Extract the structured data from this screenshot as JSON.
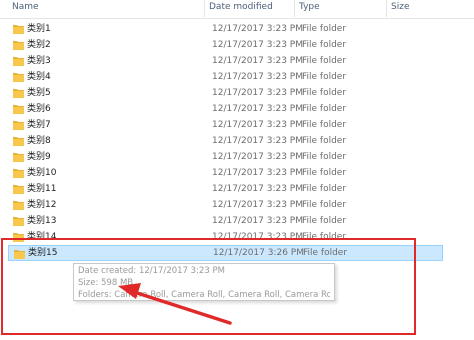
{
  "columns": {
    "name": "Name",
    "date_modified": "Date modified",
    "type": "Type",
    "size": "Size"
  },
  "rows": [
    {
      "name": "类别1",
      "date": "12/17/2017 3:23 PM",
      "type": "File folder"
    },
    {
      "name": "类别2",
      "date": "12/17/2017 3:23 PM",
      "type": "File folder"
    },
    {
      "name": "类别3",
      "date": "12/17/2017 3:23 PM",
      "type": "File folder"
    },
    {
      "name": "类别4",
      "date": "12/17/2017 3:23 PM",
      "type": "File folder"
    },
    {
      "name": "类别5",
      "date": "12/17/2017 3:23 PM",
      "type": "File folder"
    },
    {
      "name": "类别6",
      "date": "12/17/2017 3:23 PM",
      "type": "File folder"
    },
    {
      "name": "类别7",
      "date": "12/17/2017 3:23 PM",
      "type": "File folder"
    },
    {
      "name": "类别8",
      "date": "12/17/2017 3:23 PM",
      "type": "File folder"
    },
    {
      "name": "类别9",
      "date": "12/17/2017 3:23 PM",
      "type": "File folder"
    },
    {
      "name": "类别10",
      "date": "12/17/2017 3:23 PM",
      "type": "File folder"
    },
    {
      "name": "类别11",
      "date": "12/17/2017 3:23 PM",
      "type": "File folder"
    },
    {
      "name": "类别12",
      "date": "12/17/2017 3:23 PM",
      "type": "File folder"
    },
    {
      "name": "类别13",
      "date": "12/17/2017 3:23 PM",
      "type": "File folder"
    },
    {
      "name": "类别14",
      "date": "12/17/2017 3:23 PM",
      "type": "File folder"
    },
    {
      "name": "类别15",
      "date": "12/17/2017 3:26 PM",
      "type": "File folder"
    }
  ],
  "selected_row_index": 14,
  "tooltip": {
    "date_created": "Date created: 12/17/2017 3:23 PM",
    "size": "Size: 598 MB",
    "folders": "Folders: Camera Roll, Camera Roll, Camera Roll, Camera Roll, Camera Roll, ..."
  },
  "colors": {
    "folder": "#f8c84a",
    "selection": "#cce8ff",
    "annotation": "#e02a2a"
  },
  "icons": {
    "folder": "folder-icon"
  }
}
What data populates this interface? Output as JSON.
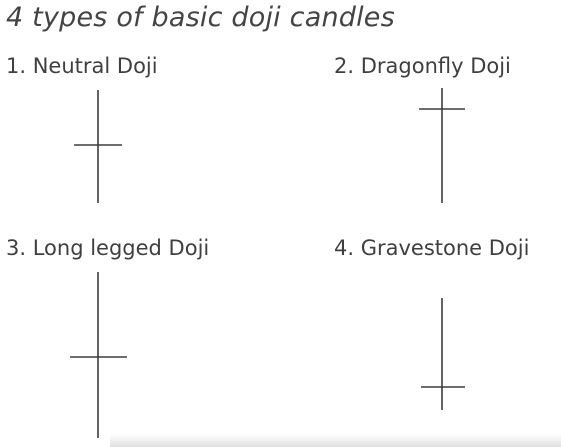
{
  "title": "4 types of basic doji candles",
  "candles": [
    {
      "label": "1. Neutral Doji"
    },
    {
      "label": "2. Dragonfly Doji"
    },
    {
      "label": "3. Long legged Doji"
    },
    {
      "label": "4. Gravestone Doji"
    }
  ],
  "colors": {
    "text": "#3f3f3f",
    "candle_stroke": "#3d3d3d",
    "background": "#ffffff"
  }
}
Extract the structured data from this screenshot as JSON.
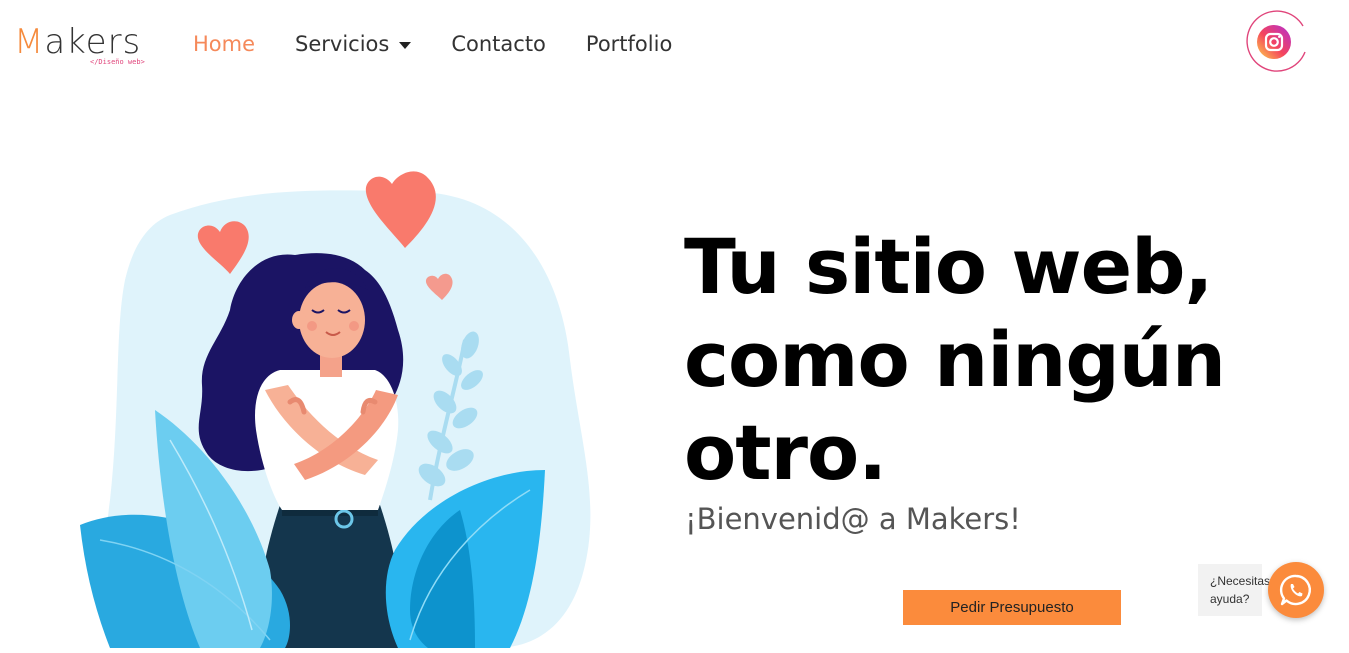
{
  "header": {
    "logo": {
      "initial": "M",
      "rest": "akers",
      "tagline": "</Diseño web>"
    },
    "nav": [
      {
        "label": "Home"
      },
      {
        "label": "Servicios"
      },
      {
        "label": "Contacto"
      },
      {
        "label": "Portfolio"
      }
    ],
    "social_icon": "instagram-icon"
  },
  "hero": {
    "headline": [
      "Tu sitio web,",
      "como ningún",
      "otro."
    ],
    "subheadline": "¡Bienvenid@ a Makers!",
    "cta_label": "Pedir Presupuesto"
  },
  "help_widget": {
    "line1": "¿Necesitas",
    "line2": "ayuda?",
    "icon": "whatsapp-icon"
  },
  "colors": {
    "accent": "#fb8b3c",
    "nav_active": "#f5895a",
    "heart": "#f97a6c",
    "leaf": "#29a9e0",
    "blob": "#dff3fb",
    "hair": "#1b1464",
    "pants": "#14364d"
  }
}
--
## WORK REQUIRED:
Do not include images; quote all of the entries above exactly.

## THE COMPLETED TASK:
Extract the structured data from this screenshot as JSON.
{
  "columns": {
    "name": "Name",
    "date_modified": "Date modified",
    "type": "Type",
    "size": "Size"
  },
  "rows": [
    {
      "name": "类别1",
      "date": "12/17/2017 3:23 PM",
      "type": "File folder"
    },
    {
      "name": "类别2",
      "date": "12/17/2017 3:23 PM",
      "type": "File folder"
    },
    {
      "name": "类别3",
      "date": "12/17/2017 3:23 PM",
      "type": "File folder"
    },
    {
      "name": "类别4",
      "date": "12/17/2017 3:23 PM",
      "type": "File folder"
    },
    {
      "name": "类别5",
      "date": "12/17/2017 3:23 PM",
      "type": "File folder"
    },
    {
      "name": "类别6",
      "date": "12/17/2017 3:23 PM",
      "type": "File folder"
    },
    {
      "name": "类别7",
      "date": "12/17/2017 3:23 PM",
      "type": "File folder"
    },
    {
      "name": "类别8",
      "date": "12/17/2017 3:23 PM",
      "type": "File folder"
    },
    {
      "name": "类别9",
      "date": "12/17/2017 3:23 PM",
      "type": "File folder"
    },
    {
      "name": "类别10",
      "date": "12/17/2017 3:23 PM",
      "type": "File folder"
    },
    {
      "name": "类别11",
      "date": "12/17/2017 3:23 PM",
      "type": "File folder"
    },
    {
      "name": "类别12",
      "date": "12/17/2017 3:23 PM",
      "type": "File folder"
    },
    {
      "name": "类别13",
      "date": "12/17/2017 3:23 PM",
      "type": "File folder"
    },
    {
      "name": "类别14",
      "date": "12/17/2017 3:23 PM",
      "type": "File folder"
    },
    {
      "name": "类别15",
      "date": "12/17/2017 3:26 PM",
      "type": "File folder"
    }
  ],
  "selected_row_index": 14,
  "tooltip": {
    "date_created": "Date created: 12/17/2017 3:23 PM",
    "size": "Size: 598 MB",
    "folders": "Folders: Camera Roll, Camera Roll, Camera Roll, Camera Roll, Camera Roll, ..."
  },
  "colors": {
    "folder": "#f8c84a",
    "selection": "#cce8ff",
    "annotation": "#e02a2a"
  },
  "icons": {
    "folder": "folder-icon"
  }
}
What data populates this interface? Output as JSON.
{
  "title": "4 types of basic doji candles",
  "candles": [
    {
      "label": "1. Neutral Doji"
    },
    {
      "label": "2. Dragonfly Doji"
    },
    {
      "label": "3. Long legged Doji"
    },
    {
      "label": "4. Gravestone Doji"
    }
  ],
  "colors": {
    "text": "#3f3f3f",
    "candle_stroke": "#3d3d3d",
    "background": "#ffffff"
  }
}
Extract the structured data from this screenshot as JSON.
{
  "header": {
    "logo": {
      "initial": "M",
      "rest": "akers",
      "tagline": "</Diseño web>"
    },
    "nav": [
      {
        "label": "Home"
      },
      {
        "label": "Servicios"
      },
      {
        "label": "Contacto"
      },
      {
        "label": "Portfolio"
      }
    ],
    "social_icon": "instagram-icon"
  },
  "hero": {
    "headline": [
      "Tu sitio web,",
      "como ningún",
      "otro."
    ],
    "subheadline": "¡Bienvenid@ a Makers!",
    "cta_label": "Pedir Presupuesto"
  },
  "help_widget": {
    "line1": "¿Necesitas",
    "line2": "ayuda?",
    "icon": "whatsapp-icon"
  },
  "colors": {
    "accent": "#fb8b3c",
    "nav_active": "#f5895a",
    "heart": "#f97a6c",
    "leaf": "#29a9e0",
    "blob": "#dff3fb",
    "hair": "#1b1464",
    "pants": "#14364d"
  }
}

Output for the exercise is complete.